* _REQUIRED TASK_:
Copy out each line of the material below with no changes.

* _DATA LINES_:
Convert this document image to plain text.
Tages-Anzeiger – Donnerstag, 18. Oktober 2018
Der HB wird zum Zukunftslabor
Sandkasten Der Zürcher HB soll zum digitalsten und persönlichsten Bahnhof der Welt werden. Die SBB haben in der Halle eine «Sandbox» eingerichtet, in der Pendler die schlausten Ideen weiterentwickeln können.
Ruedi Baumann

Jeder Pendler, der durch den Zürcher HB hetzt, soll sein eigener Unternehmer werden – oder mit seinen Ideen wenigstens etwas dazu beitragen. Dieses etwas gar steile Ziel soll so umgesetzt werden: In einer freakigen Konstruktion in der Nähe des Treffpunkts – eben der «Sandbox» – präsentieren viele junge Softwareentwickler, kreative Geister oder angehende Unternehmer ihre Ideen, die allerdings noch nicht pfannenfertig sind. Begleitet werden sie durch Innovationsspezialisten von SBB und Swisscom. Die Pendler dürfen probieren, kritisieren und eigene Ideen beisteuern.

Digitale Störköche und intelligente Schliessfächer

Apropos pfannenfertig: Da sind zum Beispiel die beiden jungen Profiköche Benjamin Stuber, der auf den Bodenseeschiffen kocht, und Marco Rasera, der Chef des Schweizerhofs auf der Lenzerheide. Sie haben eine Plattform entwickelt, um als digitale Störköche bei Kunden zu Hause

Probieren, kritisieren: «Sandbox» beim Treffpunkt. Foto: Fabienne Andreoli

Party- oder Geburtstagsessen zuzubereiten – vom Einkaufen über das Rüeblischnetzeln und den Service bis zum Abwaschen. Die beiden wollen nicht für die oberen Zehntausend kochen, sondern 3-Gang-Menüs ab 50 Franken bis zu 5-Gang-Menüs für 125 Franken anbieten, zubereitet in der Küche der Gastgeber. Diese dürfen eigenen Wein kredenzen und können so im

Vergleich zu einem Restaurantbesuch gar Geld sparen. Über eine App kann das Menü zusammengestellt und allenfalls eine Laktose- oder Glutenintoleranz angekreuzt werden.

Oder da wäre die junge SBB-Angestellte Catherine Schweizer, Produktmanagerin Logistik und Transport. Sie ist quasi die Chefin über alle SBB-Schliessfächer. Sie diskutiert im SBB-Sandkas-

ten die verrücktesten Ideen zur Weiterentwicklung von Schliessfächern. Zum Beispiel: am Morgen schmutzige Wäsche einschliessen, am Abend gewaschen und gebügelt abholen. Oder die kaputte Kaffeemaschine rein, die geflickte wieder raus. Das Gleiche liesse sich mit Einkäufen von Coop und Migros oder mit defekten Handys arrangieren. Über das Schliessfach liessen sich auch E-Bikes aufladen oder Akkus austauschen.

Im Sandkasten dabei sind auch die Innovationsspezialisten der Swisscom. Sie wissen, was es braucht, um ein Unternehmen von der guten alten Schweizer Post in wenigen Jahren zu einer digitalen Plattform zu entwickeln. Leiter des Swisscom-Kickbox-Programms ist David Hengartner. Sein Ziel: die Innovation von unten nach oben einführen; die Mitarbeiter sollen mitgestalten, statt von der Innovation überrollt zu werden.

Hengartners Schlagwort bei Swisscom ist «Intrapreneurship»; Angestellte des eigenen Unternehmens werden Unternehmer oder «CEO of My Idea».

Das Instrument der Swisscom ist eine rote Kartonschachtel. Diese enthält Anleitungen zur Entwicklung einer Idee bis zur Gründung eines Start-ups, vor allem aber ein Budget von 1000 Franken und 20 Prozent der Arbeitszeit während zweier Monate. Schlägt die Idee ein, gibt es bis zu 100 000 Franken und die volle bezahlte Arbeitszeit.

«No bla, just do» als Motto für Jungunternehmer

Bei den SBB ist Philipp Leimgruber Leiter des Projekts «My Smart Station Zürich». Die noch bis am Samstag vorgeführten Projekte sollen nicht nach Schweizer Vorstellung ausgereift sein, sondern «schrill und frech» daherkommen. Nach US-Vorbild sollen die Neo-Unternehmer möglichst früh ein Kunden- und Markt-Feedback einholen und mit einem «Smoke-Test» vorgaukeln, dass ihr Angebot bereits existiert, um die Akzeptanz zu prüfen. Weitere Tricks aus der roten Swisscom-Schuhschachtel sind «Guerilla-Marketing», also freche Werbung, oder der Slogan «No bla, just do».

* _COMPLETED TASK_:
Convert this document image to plain text.
Tages-Anzeiger – Donnerstag, 18. Oktober 2018
Der HB wird zum Zukunftslabor
Sandkasten Der Zürcher HB soll zum digitalsten und persönlichsten Bahnhof der Welt werden. Die SBB haben in der Halle eine «Sandbox» eingerichtet, in der Pendler die schlausten Ideen weiterentwickeln können.
Ruedi Baumann

Jeder Pendler, der durch den Zürcher HB hetzt, soll sein eigener Unternehmer werden – oder mit seinen Ideen wenigstens etwas dazu beitragen. Dieses etwas gar steile Ziel soll so umgesetzt werden: In einer freakigen Konstruktion in der Nähe des Treffpunkts – eben der «Sandbox» – präsentieren viele junge Softwareentwickler, kreative Geister oder angehende Unternehmer ihre Ideen, die allerdings noch nicht pfannenfertig sind. Begleitet werden sie durch Innovationsspezialisten von SBB und Swisscom. Die Pendler dürfen probieren, kritisieren und eigene Ideen beisteuern.

Digitale Störköche und intelligente Schliessfächer

Apropos pfannenfertig: Da sind zum Beispiel die beiden jungen Profiköche Benjamin Stuber, der auf den Bodenseeschiffen kocht, und Marco Rasera, der Chef des Schweizerhofs auf der Lenzerheide. Sie haben eine Plattform entwickelt, um als digitale Störköche bei Kunden zu Hause

Probieren, kritisieren: «Sandbox» beim Treffpunkt. Foto: Fabienne Andreoli

Party- oder Geburtstagsessen zuzubereiten – vom Einkaufen über das Rüeblischnetzeln und den Service bis zum Abwaschen. Die beiden wollen nicht für die oberen Zehntausend kochen, sondern 3-Gang-Menüs ab 50 Franken bis zu 5-Gang-Menüs für 125 Franken anbieten, zubereitet in der Küche der Gastgeber. Diese dürfen eigenen Wein kredenzen und können so im

Vergleich zu einem Restaurantbesuch gar Geld sparen. Über eine App kann das Menü zusammengestellt und allenfalls eine Laktose- oder Glutenintoleranz angekreuzt werden.

Oder da wäre die junge SBB-Angestellte Catherine Schweizer, Produktmanagerin Logistik und Transport. Sie ist quasi die Chefin über alle SBB-Schliessfächer. Sie diskutiert im SBB-Sandkas-

ten die verrücktesten Ideen zur Weiterentwicklung von Schliessfächern. Zum Beispiel: am Morgen schmutzige Wäsche einschliessen, am Abend gewaschen und gebügelt abholen. Oder die kaputte Kaffeemaschine rein, die geflickte wieder raus. Das Gleiche liesse sich mit Einkäufen von Coop und Migros oder mit defekten Handys arrangieren. Über das Schliessfach liessen sich auch E-Bikes aufladen oder Akkus austauschen.

Im Sandkasten dabei sind auch die Innovationsspezialisten der Swisscom. Sie wissen, was es braucht, um ein Unternehmen von der guten alten Schweizer Post in wenigen Jahren zu einer digitalen Plattform zu entwickeln. Leiter des Swisscom-Kickbox-Programms ist David Hengartner. Sein Ziel: die Innovation von unten nach oben einführen; die Mitarbeiter sollen mitgestalten, statt von der Innovation überrollt zu werden.

Hengartners Schlagwort bei Swisscom ist «Intrapreneurship»; Angestellte des eigenen Unternehmens werden Unternehmer oder «CEO of My Idea».

Das Instrument der Swisscom ist eine rote Kartonschachtel. Diese enthält Anleitungen zur Entwicklung einer Idee bis zur Gründung eines Start-ups, vor allem aber ein Budget von 1000 Franken und 20 Prozent der Arbeitszeit während zweier Monate. Schlägt die Idee ein, gibt es bis zu 100 000 Franken und die volle bezahlte Arbeitszeit.

«No bla, just do» als Motto für Jungunternehmer

Bei den SBB ist Philipp Leimgruber Leiter des Projekts «My Smart Station Zürich». Die noch bis am Samstag vorgeführten Projekte sollen nicht nach Schweizer Vorstellung ausgereift sein, sondern «schrill und frech» daherkommen. Nach US-Vorbild sollen die Neo-Unternehmer möglichst früh ein Kunden- und Markt-Feedback einholen und mit einem «Smoke-Test» vorgaukeln, dass ihr Angebot bereits existiert, um die Akzeptanz zu prüfen. Weitere Tricks aus der roten Swisscom-Schuhschachtel sind «Guerilla-Marketing», also freche Werbung, oder der Slogan «No bla, just do».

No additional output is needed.